Gather every line below where "JSONScanner" appears.

========================================================================

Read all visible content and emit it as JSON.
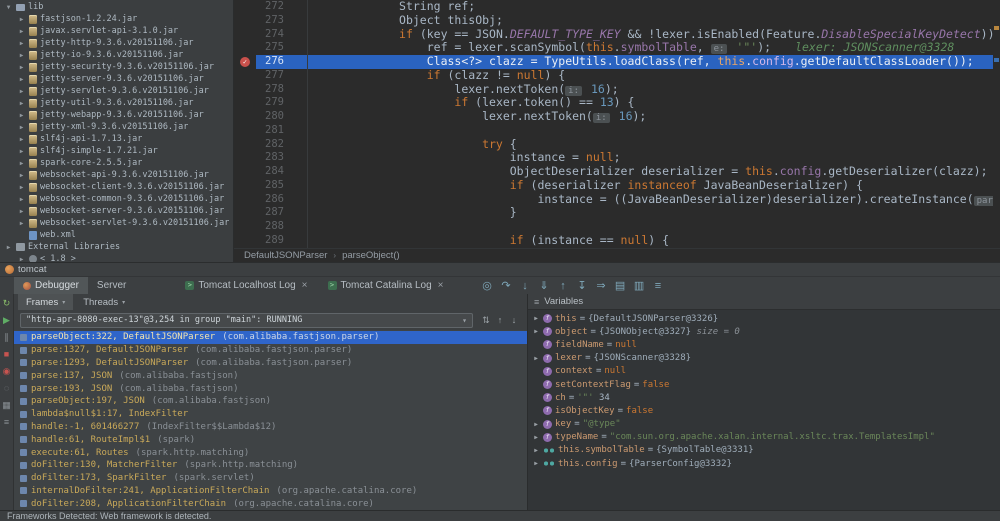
{
  "theme": {
    "exec-line": "#2a63c0",
    "selection": "#2f65ca",
    "bp-red": "#c9514c"
  },
  "glyphs": {
    "caret_down": "▾",
    "chevron_right": "▶",
    "chevron_down": "▼",
    "crumb_sep": "›",
    "check": "✓",
    "close": "×",
    "console": ">"
  },
  "project_tree": {
    "items": [
      {
        "type": "folder",
        "label": "lib",
        "indent": 0,
        "arrow": "down"
      },
      {
        "type": "jar",
        "label": "fastjson-1.2.24.jar",
        "indent": 1,
        "arrow": "right"
      },
      {
        "type": "jar",
        "label": "javax.servlet-api-3.1.0.jar",
        "indent": 1,
        "arrow": "right"
      },
      {
        "type": "jar",
        "label": "jetty-http-9.3.6.v20151106.jar",
        "indent": 1,
        "arrow": "right"
      },
      {
        "type": "jar",
        "label": "jetty-io-9.3.6.v20151106.jar",
        "indent": 1,
        "arrow": "right"
      },
      {
        "type": "jar",
        "label": "jetty-security-9.3.6.v20151106.jar",
        "indent": 1,
        "arrow": "right"
      },
      {
        "type": "jar",
        "label": "jetty-server-9.3.6.v20151106.jar",
        "indent": 1,
        "arrow": "right"
      },
      {
        "type": "jar",
        "label": "jetty-servlet-9.3.6.v20151106.jar",
        "indent": 1,
        "arrow": "right"
      },
      {
        "type": "jar",
        "label": "jetty-util-9.3.6.v20151106.jar",
        "indent": 1,
        "arrow": "right"
      },
      {
        "type": "jar",
        "label": "jetty-webapp-9.3.6.v20151106.jar",
        "indent": 1,
        "arrow": "right"
      },
      {
        "type": "jar",
        "label": "jetty-xml-9.3.6.v20151106.jar",
        "indent": 1,
        "arrow": "right"
      },
      {
        "type": "jar",
        "label": "slf4j-api-1.7.13.jar",
        "indent": 1,
        "arrow": "right"
      },
      {
        "type": "jar",
        "label": "slf4j-simple-1.7.21.jar",
        "indent": 1,
        "arrow": "right"
      },
      {
        "type": "jar",
        "label": "spark-core-2.5.5.jar",
        "indent": 1,
        "arrow": "right"
      },
      {
        "type": "jar",
        "label": "websocket-api-9.3.6.v20151106.jar",
        "indent": 1,
        "arrow": "right"
      },
      {
        "type": "jar",
        "label": "websocket-client-9.3.6.v20151106.jar",
        "indent": 1,
        "arrow": "right"
      },
      {
        "type": "jar",
        "label": "websocket-common-9.3.6.v20151106.jar",
        "indent": 1,
        "arrow": "right"
      },
      {
        "type": "jar",
        "label": "websocket-server-9.3.6.v20151106.jar",
        "indent": 1,
        "arrow": "right"
      },
      {
        "type": "jar",
        "label": "websocket-servlet-9.3.6.v20151106.jar",
        "indent": 1,
        "arrow": "right"
      },
      {
        "type": "xml",
        "label": "web.xml",
        "indent": 1,
        "arrow": "none"
      },
      {
        "type": "extlib",
        "label": "External Libraries",
        "indent": 0,
        "arrow": "right"
      },
      {
        "type": "jdk",
        "label": "< 1.8 >",
        "indent": 1,
        "arrow": "right"
      }
    ]
  },
  "editor": {
    "breadcrumbs": [
      "DefaultJSONParser",
      "parseObject()"
    ],
    "lines": [
      {
        "num": "272",
        "indent": 12,
        "tokens": [
          [
            "d",
            "String ref;"
          ]
        ]
      },
      {
        "num": "273",
        "indent": 12,
        "tokens": [
          [
            "d",
            "Object thisObj;"
          ]
        ]
      },
      {
        "num": "274",
        "indent": 12,
        "tokens": [
          [
            "k",
            "if "
          ],
          [
            "d",
            "(key == JSON."
          ],
          [
            "sf",
            "DEFAULT_TYPE_KEY"
          ],
          [
            "d",
            " && !lexer.isEnabled(Feature."
          ],
          [
            "sf",
            "DisableSpecialKeyDetect"
          ],
          [
            "d",
            ")) {"
          ]
        ]
      },
      {
        "num": "275",
        "indent": 16,
        "tokens": [
          [
            "d",
            "ref = lexer.scanSymbol("
          ],
          [
            "k",
            "this"
          ],
          [
            "d",
            "."
          ],
          [
            "f",
            "symbolTable"
          ],
          [
            "d",
            ", "
          ],
          [
            "h",
            "e:"
          ],
          [
            "d",
            " "
          ],
          [
            "s",
            "'\"'"
          ],
          [
            "d",
            ");"
          ]
        ],
        "hint": "lexer: JSONScanner@3328"
      },
      {
        "num": "276",
        "indent": 16,
        "exec": true,
        "bp": true,
        "tokens": [
          [
            "d",
            "Class<?> clazz = TypeUtils.loadClass(ref, "
          ],
          [
            "k",
            "this"
          ],
          [
            "d",
            "."
          ],
          [
            "f",
            "config"
          ],
          [
            "d",
            ".getDefaultClassLoader());"
          ]
        ]
      },
      {
        "num": "277",
        "indent": 16,
        "tokens": [
          [
            "k",
            "if"
          ],
          [
            "d",
            " (clazz != "
          ],
          [
            "k",
            "null"
          ],
          [
            "d",
            ") {"
          ]
        ]
      },
      {
        "num": "278",
        "indent": 20,
        "tokens": [
          [
            "d",
            "lexer.nextToken("
          ],
          [
            "h",
            "i:"
          ],
          [
            "d",
            " "
          ],
          [
            "n",
            "16"
          ],
          [
            "d",
            ");"
          ]
        ]
      },
      {
        "num": "279",
        "indent": 20,
        "tokens": [
          [
            "k",
            "if"
          ],
          [
            "d",
            " (lexer.token() == "
          ],
          [
            "n",
            "13"
          ],
          [
            "d",
            ") {"
          ]
        ]
      },
      {
        "num": "280",
        "indent": 24,
        "tokens": [
          [
            "d",
            "lexer.nextToken("
          ],
          [
            "h",
            "i:"
          ],
          [
            "d",
            " "
          ],
          [
            "n",
            "16"
          ],
          [
            "d",
            ");"
          ]
        ]
      },
      {
        "num": "281",
        "indent": 0,
        "tokens": []
      },
      {
        "num": "282",
        "indent": 24,
        "tokens": [
          [
            "k",
            "try"
          ],
          [
            "d",
            " {"
          ]
        ]
      },
      {
        "num": "283",
        "indent": 28,
        "tokens": [
          [
            "d",
            "instance = "
          ],
          [
            "k",
            "null"
          ],
          [
            "d",
            ";"
          ]
        ]
      },
      {
        "num": "284",
        "indent": 28,
        "tokens": [
          [
            "d",
            "ObjectDeserializer deserializer = "
          ],
          [
            "k",
            "this"
          ],
          [
            "d",
            "."
          ],
          [
            "f",
            "config"
          ],
          [
            "d",
            ".getDeserializer(clazz);"
          ]
        ]
      },
      {
        "num": "285",
        "indent": 28,
        "tokens": [
          [
            "k",
            "if"
          ],
          [
            "d",
            " (deserializer "
          ],
          [
            "k",
            "instanceof"
          ],
          [
            "d",
            " JavaBeanDeserializer) {"
          ]
        ]
      },
      {
        "num": "286",
        "indent": 32,
        "tokens": [
          [
            "d",
            "instance = ((JavaBeanDeserializer)deserializer).createInstance("
          ],
          [
            "h",
            "parser:"
          ]
        ]
      },
      {
        "num": "287",
        "indent": 28,
        "tokens": [
          [
            "d",
            "}"
          ]
        ]
      },
      {
        "num": "288",
        "indent": 0,
        "tokens": []
      },
      {
        "num": "289",
        "indent": 28,
        "tokens": [
          [
            "k",
            "if"
          ],
          [
            "d",
            " (instance == "
          ],
          [
            "k",
            "null"
          ],
          [
            "d",
            ") {"
          ]
        ]
      }
    ]
  },
  "session": {
    "label": "tomcat"
  },
  "debug_toolbar": {
    "tabs": [
      {
        "label": "Debugger",
        "icon": "bug-icon",
        "active": true
      },
      {
        "label": "Server",
        "icon": null,
        "active": false
      }
    ],
    "log_tabs": [
      {
        "label": "Tomcat Localhost Log"
      },
      {
        "label": "Tomcat Catalina Log"
      }
    ],
    "step_icons": [
      {
        "name": "show-execution-point-icon",
        "glyph": "◎"
      },
      {
        "name": "step-over-icon",
        "glyph": "↷"
      },
      {
        "name": "step-into-icon",
        "glyph": "↓"
      },
      {
        "name": "force-step-into-icon",
        "glyph": "⇓"
      },
      {
        "name": "step-out-icon",
        "glyph": "↑"
      },
      {
        "name": "drop-frame-icon",
        "glyph": "↧"
      },
      {
        "name": "run-to-cursor-icon",
        "glyph": "⇒"
      },
      {
        "name": "evaluate-expression-icon",
        "glyph": "▤"
      },
      {
        "name": "layout-icon",
        "glyph": "▥"
      },
      {
        "name": "settings-icon",
        "glyph": "≡"
      }
    ]
  },
  "debug_side_toolbar": {
    "icons": [
      {
        "name": "rerun-icon",
        "glyph": "↻",
        "color": "#8abe6a"
      },
      {
        "name": "resume-icon",
        "glyph": "▶",
        "color": "#5fad65"
      },
      {
        "name": "pause-icon",
        "glyph": "∥",
        "color": "#8a9095"
      },
      {
        "name": "stop-icon",
        "glyph": "■",
        "color": "#c75450"
      },
      {
        "name": "view-breakpoints-icon",
        "glyph": "◉",
        "color": "#c75450"
      },
      {
        "name": "mute-breakpoints-icon",
        "glyph": "◌",
        "color": "#8a9095"
      },
      {
        "name": "restore-layout-icon",
        "glyph": "▦",
        "color": "#8a9095"
      },
      {
        "name": "pin-icon",
        "glyph": "≡",
        "color": "#8a9095"
      }
    ]
  },
  "frames_panel": {
    "tabs": [
      {
        "label": "Frames",
        "active": true
      },
      {
        "label": "Threads",
        "active": false
      }
    ],
    "thread_selector": "\"http-apr-8080-exec-13\"@3,254 in group \"main\": RUNNING",
    "toolbar_icons": [
      {
        "name": "filter-icon",
        "glyph": "⇅"
      },
      {
        "name": "prev-frame-icon",
        "glyph": "↑"
      },
      {
        "name": "next-frame-icon",
        "glyph": "↓"
      }
    ],
    "frames": [
      {
        "text": "parseObject:322, DefaultJSONParser",
        "pkg": "(com.alibaba.fastjson.parser)",
        "selected": true
      },
      {
        "text": "parse:1327, DefaultJSONParser",
        "pkg": "(com.alibaba.fastjson.parser)",
        "selected": false
      },
      {
        "text": "parse:1293, DefaultJSONParser",
        "pkg": "(com.alibaba.fastjson.parser)",
        "selected": false
      },
      {
        "text": "parse:137, JSON",
        "pkg": "(com.alibaba.fastjson)",
        "selected": false
      },
      {
        "text": "parse:193, JSON",
        "pkg": "(com.alibaba.fastjson)",
        "selected": false
      },
      {
        "text": "parseObject:197, JSON",
        "pkg": "(com.alibaba.fastjson)",
        "selected": false
      },
      {
        "text": "lambda$null$1:17, IndexFilter",
        "pkg": "",
        "selected": false
      },
      {
        "text": "handle:-1, 601466277",
        "pkg": "(IndexFilter$$Lambda$12)",
        "selected": false
      },
      {
        "text": "handle:61, RouteImpl$1",
        "pkg": "(spark)",
        "selected": false
      },
      {
        "text": "execute:61, Routes",
        "pkg": "(spark.http.matching)",
        "selected": false
      },
      {
        "text": "doFilter:130, MatcherFilter",
        "pkg": "(spark.http.matching)",
        "selected": false
      },
      {
        "text": "doFilter:173, SparkFilter",
        "pkg": "(spark.servlet)",
        "selected": false
      },
      {
        "text": "internalDoFilter:241, ApplicationFilterChain",
        "pkg": "(org.apache.catalina.core)",
        "selected": false
      },
      {
        "text": "doFilter:208, ApplicationFilterChain",
        "pkg": "(org.apache.catalina.core)",
        "selected": false
      }
    ]
  },
  "variables_panel": {
    "title": "Variables",
    "variables": [
      {
        "expand": true,
        "icon": "field",
        "name": "this",
        "value": [
          [
            "ref",
            "{DefaultJSONParser@3326}"
          ]
        ]
      },
      {
        "expand": true,
        "icon": "field",
        "name": "object",
        "value": [
          [
            "ref",
            "{JSONObject@3327}"
          ],
          [
            "dim",
            " size = 0"
          ]
        ]
      },
      {
        "expand": false,
        "icon": "field",
        "name": "fieldName",
        "value": [
          [
            "kw",
            "null"
          ]
        ]
      },
      {
        "expand": true,
        "icon": "field",
        "name": "lexer",
        "value": [
          [
            "ref",
            "{JSONScanner@3328}"
          ]
        ]
      },
      {
        "expand": false,
        "icon": "field",
        "name": "context",
        "value": [
          [
            "kw",
            "null"
          ]
        ]
      },
      {
        "expand": false,
        "icon": "field",
        "name": "setContextFlag",
        "value": [
          [
            "kw",
            "false"
          ]
        ]
      },
      {
        "expand": false,
        "icon": "field",
        "name": "ch",
        "value": [
          [
            "str",
            "'\"'"
          ],
          [
            "d",
            " 34"
          ]
        ]
      },
      {
        "expand": false,
        "icon": "field",
        "name": "isObjectKey",
        "value": [
          [
            "kw",
            "false"
          ]
        ]
      },
      {
        "expand": true,
        "icon": "field",
        "name": "key",
        "value": [
          [
            "str",
            "\"@type\""
          ]
        ]
      },
      {
        "expand": true,
        "icon": "field",
        "name": "typeName",
        "value": [
          [
            "str",
            "\"com.sun.org.apache.xalan.internal.xsltc.trax.TemplatesImpl\""
          ]
        ]
      },
      {
        "expand": true,
        "icon": "watch",
        "name": "this.symbolTable",
        "value": [
          [
            "ref",
            "{SymbolTable@3331}"
          ]
        ]
      },
      {
        "expand": true,
        "icon": "watch",
        "name": "this.config",
        "value": [
          [
            "ref",
            "{ParserConfig@3332}"
          ]
        ]
      }
    ]
  },
  "status_bar": {
    "text": "Frameworks Detected: Web framework is detected."
  }
}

========================================================================

→ RESULT OF THE EXERCISE:
        "hint": "lexer: JSONScanner@3328"
            "{JSONScanner@3328}"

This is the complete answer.